[start LISTED RECORDS]

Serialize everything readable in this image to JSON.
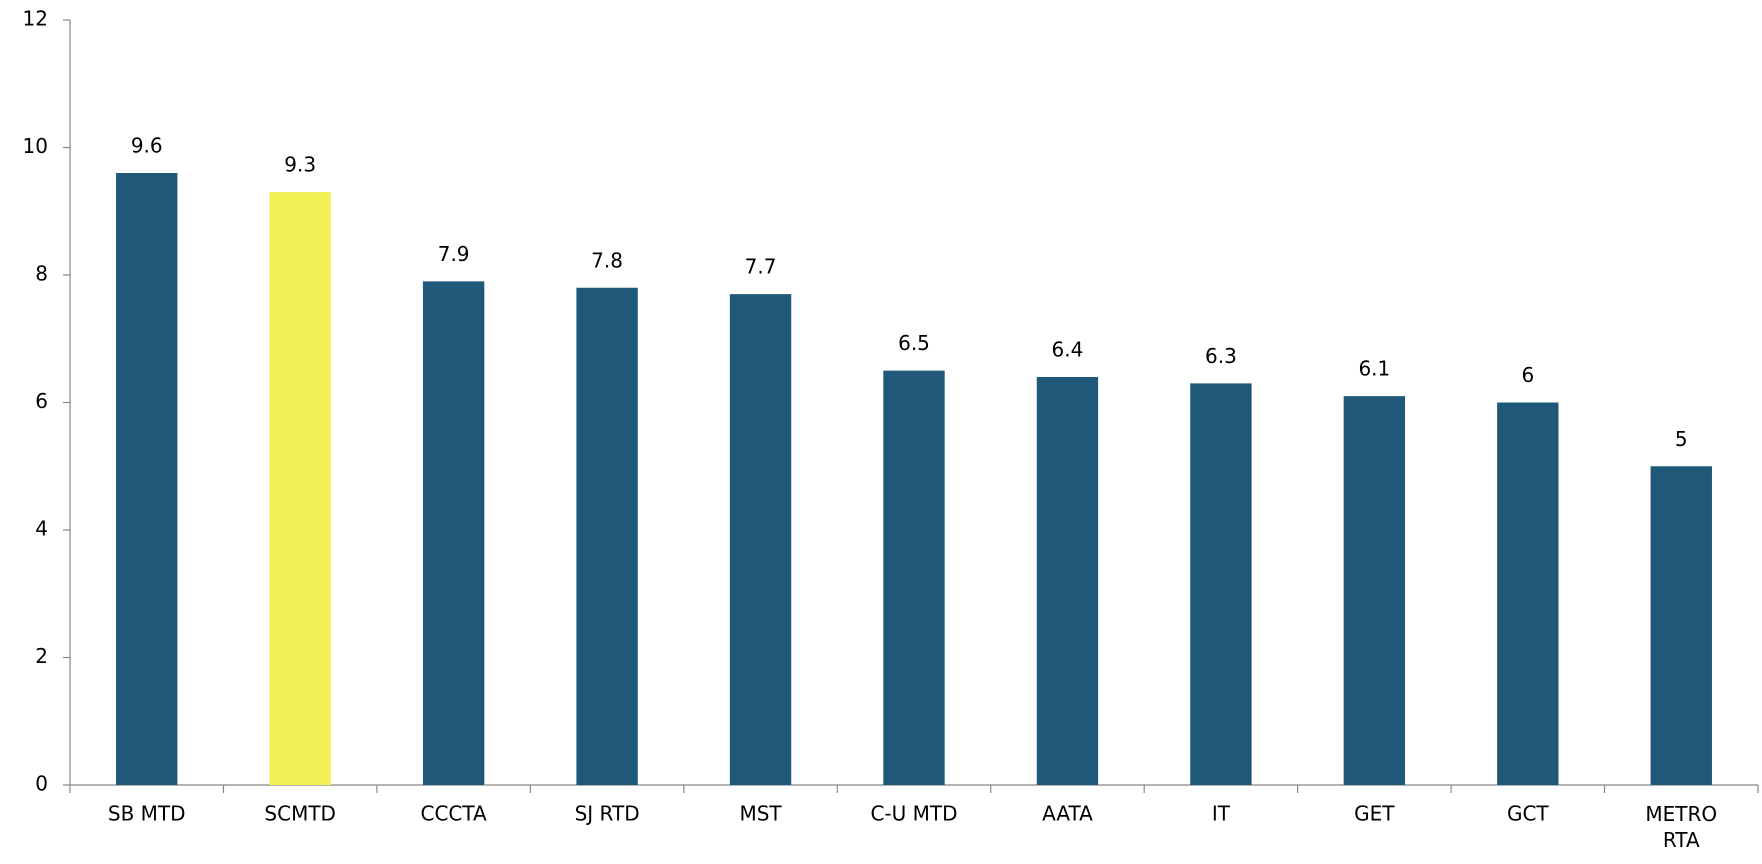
{
  "chart_data": {
    "type": "bar",
    "categories": [
      "SB MTD",
      "SCMTD",
      "CCCTA",
      "SJ RTD",
      "MST",
      "C-U MTD",
      "AATA",
      "IT",
      "GET",
      "GCT",
      "METRO RTA"
    ],
    "values": [
      9.6,
      9.3,
      7.9,
      7.8,
      7.7,
      6.5,
      6.4,
      6.3,
      6.1,
      6,
      5
    ],
    "colors": [
      "#1f5878",
      "#f0f055",
      "#1f5878",
      "#1f5878",
      "#1f5878",
      "#1f5878",
      "#1f5878",
      "#1f5878",
      "#1f5878",
      "#1f5878",
      "#1f5878"
    ],
    "ylim": [
      0,
      12
    ],
    "yticks": [
      0,
      2,
      4,
      6,
      8,
      10,
      12
    ],
    "grid": false
  }
}
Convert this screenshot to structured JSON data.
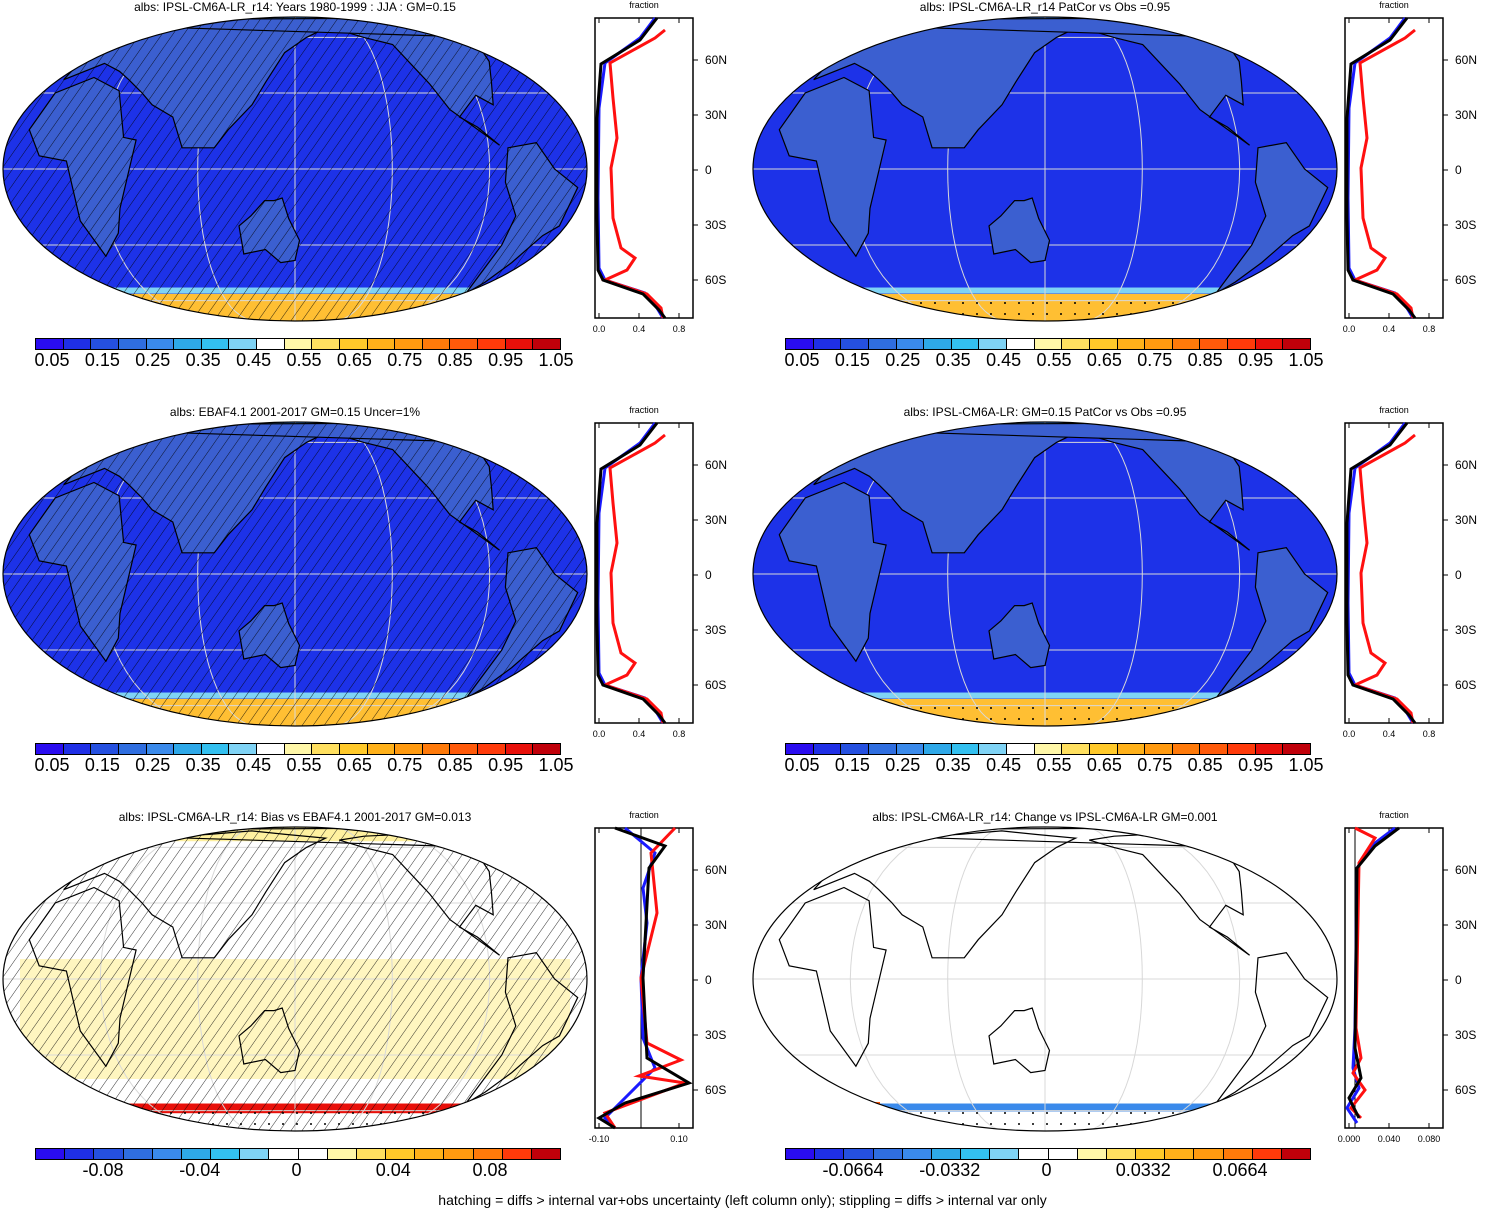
{
  "panels": [
    {
      "title": "albs: IPSL-CM6A-LR_r14: Years 1980-1999 : JJA : GM=0.15",
      "colorbar_kind": "abs",
      "colorbar_labels": [
        "0.05",
        "0.15",
        "0.25",
        "0.35",
        "0.45",
        "0.55",
        "0.65",
        "0.75",
        "0.85",
        "0.95",
        "1.05"
      ],
      "profile_title": "fraction",
      "profile_xticks": [
        "0.0",
        "0.4",
        "0.8"
      ],
      "lat_labels": [
        "60N",
        "30N",
        "0",
        "30S",
        "60S"
      ],
      "hatched": true,
      "stippled": false
    },
    {
      "title": "albs: IPSL-CM6A-LR_r14 PatCor vs Obs =0.95",
      "colorbar_kind": "abs",
      "colorbar_labels": [
        "0.05",
        "0.15",
        "0.25",
        "0.35",
        "0.45",
        "0.55",
        "0.65",
        "0.75",
        "0.85",
        "0.95",
        "1.05"
      ],
      "profile_title": "fraction",
      "profile_xticks": [
        "0.0",
        "0.4",
        "0.8"
      ],
      "lat_labels": [
        "60N",
        "30N",
        "0",
        "30S",
        "60S"
      ],
      "hatched": false,
      "stippled": true
    },
    {
      "title": "albs: EBAF4.1 2001-2017 GM=0.15 Uncer=1%",
      "colorbar_kind": "abs",
      "colorbar_labels": [
        "0.05",
        "0.15",
        "0.25",
        "0.35",
        "0.45",
        "0.55",
        "0.65",
        "0.75",
        "0.85",
        "0.95",
        "1.05"
      ],
      "profile_title": "fraction",
      "profile_xticks": [
        "0.0",
        "0.4",
        "0.8"
      ],
      "lat_labels": [
        "60N",
        "30N",
        "0",
        "30S",
        "60S"
      ],
      "hatched": true,
      "stippled": false
    },
    {
      "title": "albs: IPSL-CM6A-LR: GM=0.15 PatCor vs Obs =0.95",
      "colorbar_kind": "abs",
      "colorbar_labels": [
        "0.05",
        "0.15",
        "0.25",
        "0.35",
        "0.45",
        "0.55",
        "0.65",
        "0.75",
        "0.85",
        "0.95",
        "1.05"
      ],
      "profile_title": "fraction",
      "profile_xticks": [
        "0.0",
        "0.4",
        "0.8"
      ],
      "lat_labels": [
        "60N",
        "30N",
        "0",
        "30S",
        "60S"
      ],
      "hatched": false,
      "stippled": true
    },
    {
      "title": "albs: IPSL-CM6A-LR_r14: Bias vs EBAF4.1 2001-2017 GM=0.013",
      "colorbar_kind": "diff",
      "colorbar_labels": [
        "-0.08",
        "-0.04",
        "0",
        "0.04",
        "0.08"
      ],
      "profile_title": "fraction",
      "profile_xticks": [
        "-0.10",
        "0.10"
      ],
      "lat_labels": [
        "60N",
        "30N",
        "0",
        "30S",
        "60S"
      ],
      "hatched": true,
      "stippled": true
    },
    {
      "title": "albs: IPSL-CM6A-LR_r14: Change vs IPSL-CM6A-LR GM=0.001",
      "colorbar_kind": "change",
      "colorbar_labels": [
        "-0.0664",
        "-0.0332",
        "0",
        "0.0332",
        "0.0664"
      ],
      "profile_title": "fraction",
      "profile_xticks": [
        "0.000",
        "0.040",
        "0.080"
      ],
      "lat_labels": [
        "60N",
        "30N",
        "0",
        "30S",
        "60S"
      ],
      "hatched": false,
      "stippled": true
    }
  ],
  "colors": {
    "abs": [
      "#2a0cf0",
      "#1f2fe6",
      "#2550e0",
      "#2f6ee0",
      "#3a8aeb",
      "#2ea8e8",
      "#33c0f0",
      "#7fd3f5",
      "#ffffff",
      "#fff7a8",
      "#ffe060",
      "#ffc92a",
      "#ffb11a",
      "#ff9a10",
      "#ff7a0a",
      "#ff5a0a",
      "#ff3a0a",
      "#e8100a",
      "#c0000a"
    ],
    "diff": [
      "#2a0cf0",
      "#1f2fe6",
      "#2550e0",
      "#2f6ee0",
      "#3a8aeb",
      "#2ea8e8",
      "#33c0f0",
      "#7fd3f5",
      "#ffffff",
      "#ffffff",
      "#fff7a8",
      "#ffe060",
      "#ffc92a",
      "#ffb11a",
      "#ff9a10",
      "#ff7a0a",
      "#ff3a0a",
      "#c0000a"
    ],
    "land": "#3b5fd0",
    "ocean_blue": "#1d32e8",
    "antarctic": "#ffbf33"
  },
  "footer": "hatching = diffs > internal var+obs uncertainty (left column only); stippling = diffs > internal var only"
}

[end LISTED RECORDS]

## WHAT IS BEING ASKED
Leave the images out, please, and restate each line word for word.

## RESPONSE
Serialize everything readable in this image to JSON.
{
  "chart_data": {
    "type": "bar",
    "categories": [
      "SB MTD",
      "SCMTD",
      "CCCTA",
      "SJ RTD",
      "MST",
      "C-U MTD",
      "AATA",
      "IT",
      "GET",
      "GCT",
      "METRO RTA"
    ],
    "values": [
      9.6,
      9.3,
      7.9,
      7.8,
      7.7,
      6.5,
      6.4,
      6.3,
      6.1,
      6,
      5
    ],
    "colors": [
      "#1f5878",
      "#f0f055",
      "#1f5878",
      "#1f5878",
      "#1f5878",
      "#1f5878",
      "#1f5878",
      "#1f5878",
      "#1f5878",
      "#1f5878",
      "#1f5878"
    ],
    "ylim": [
      0,
      12
    ],
    "yticks": [
      0,
      2,
      4,
      6,
      8,
      10,
      12
    ],
    "grid": false
  }
}
Convert this screenshot to structured JSON data.
{
  "panels": [
    {
      "title": "albs: IPSL-CM6A-LR_r14: Years 1980-1999 : JJA : GM=0.15",
      "colorbar_kind": "abs",
      "colorbar_labels": [
        "0.05",
        "0.15",
        "0.25",
        "0.35",
        "0.45",
        "0.55",
        "0.65",
        "0.75",
        "0.85",
        "0.95",
        "1.05"
      ],
      "profile_title": "fraction",
      "profile_xticks": [
        "0.0",
        "0.4",
        "0.8"
      ],
      "lat_labels": [
        "60N",
        "30N",
        "0",
        "30S",
        "60S"
      ],
      "hatched": true,
      "stippled": false
    },
    {
      "title": "albs: IPSL-CM6A-LR_r14 PatCor vs Obs =0.95",
      "colorbar_kind": "abs",
      "colorbar_labels": [
        "0.05",
        "0.15",
        "0.25",
        "0.35",
        "0.45",
        "0.55",
        "0.65",
        "0.75",
        "0.85",
        "0.95",
        "1.05"
      ],
      "profile_title": "fraction",
      "profile_xticks": [
        "0.0",
        "0.4",
        "0.8"
      ],
      "lat_labels": [
        "60N",
        "30N",
        "0",
        "30S",
        "60S"
      ],
      "hatched": false,
      "stippled": true
    },
    {
      "title": "albs: EBAF4.1 2001-2017 GM=0.15 Uncer=1%",
      "colorbar_kind": "abs",
      "colorbar_labels": [
        "0.05",
        "0.15",
        "0.25",
        "0.35",
        "0.45",
        "0.55",
        "0.65",
        "0.75",
        "0.85",
        "0.95",
        "1.05"
      ],
      "profile_title": "fraction",
      "profile_xticks": [
        "0.0",
        "0.4",
        "0.8"
      ],
      "lat_labels": [
        "60N",
        "30N",
        "0",
        "30S",
        "60S"
      ],
      "hatched": true,
      "stippled": false
    },
    {
      "title": "albs: IPSL-CM6A-LR: GM=0.15 PatCor vs Obs =0.95",
      "colorbar_kind": "abs",
      "colorbar_labels": [
        "0.05",
        "0.15",
        "0.25",
        "0.35",
        "0.45",
        "0.55",
        "0.65",
        "0.75",
        "0.85",
        "0.95",
        "1.05"
      ],
      "profile_title": "fraction",
      "profile_xticks": [
        "0.0",
        "0.4",
        "0.8"
      ],
      "lat_labels": [
        "60N",
        "30N",
        "0",
        "30S",
        "60S"
      ],
      "hatched": false,
      "stippled": true
    },
    {
      "title": "albs: IPSL-CM6A-LR_r14: Bias vs EBAF4.1 2001-2017 GM=0.013",
      "colorbar_kind": "diff",
      "colorbar_labels": [
        "-0.08",
        "-0.04",
        "0",
        "0.04",
        "0.08"
      ],
      "profile_title": "fraction",
      "profile_xticks": [
        "-0.10",
        "0.10"
      ],
      "lat_labels": [
        "60N",
        "30N",
        "0",
        "30S",
        "60S"
      ],
      "hatched": true,
      "stippled": true
    },
    {
      "title": "albs: IPSL-CM6A-LR_r14: Change vs IPSL-CM6A-LR GM=0.001",
      "colorbar_kind": "change",
      "colorbar_labels": [
        "-0.0664",
        "-0.0332",
        "0",
        "0.0332",
        "0.0664"
      ],
      "profile_title": "fraction",
      "profile_xticks": [
        "0.000",
        "0.040",
        "0.080"
      ],
      "lat_labels": [
        "60N",
        "30N",
        "0",
        "30S",
        "60S"
      ],
      "hatched": false,
      "stippled": true
    }
  ],
  "colors": {
    "abs": [
      "#2a0cf0",
      "#1f2fe6",
      "#2550e0",
      "#2f6ee0",
      "#3a8aeb",
      "#2ea8e8",
      "#33c0f0",
      "#7fd3f5",
      "#ffffff",
      "#fff7a8",
      "#ffe060",
      "#ffc92a",
      "#ffb11a",
      "#ff9a10",
      "#ff7a0a",
      "#ff5a0a",
      "#ff3a0a",
      "#e8100a",
      "#c0000a"
    ],
    "diff": [
      "#2a0cf0",
      "#1f2fe6",
      "#2550e0",
      "#2f6ee0",
      "#3a8aeb",
      "#2ea8e8",
      "#33c0f0",
      "#7fd3f5",
      "#ffffff",
      "#ffffff",
      "#fff7a8",
      "#ffe060",
      "#ffc92a",
      "#ffb11a",
      "#ff9a10",
      "#ff7a0a",
      "#ff3a0a",
      "#c0000a"
    ],
    "land": "#3b5fd0",
    "ocean_blue": "#1d32e8",
    "antarctic": "#ffbf33"
  },
  "footer": "hatching = diffs > internal var+obs uncertainty (left column only); stippling = diffs > internal var only"
}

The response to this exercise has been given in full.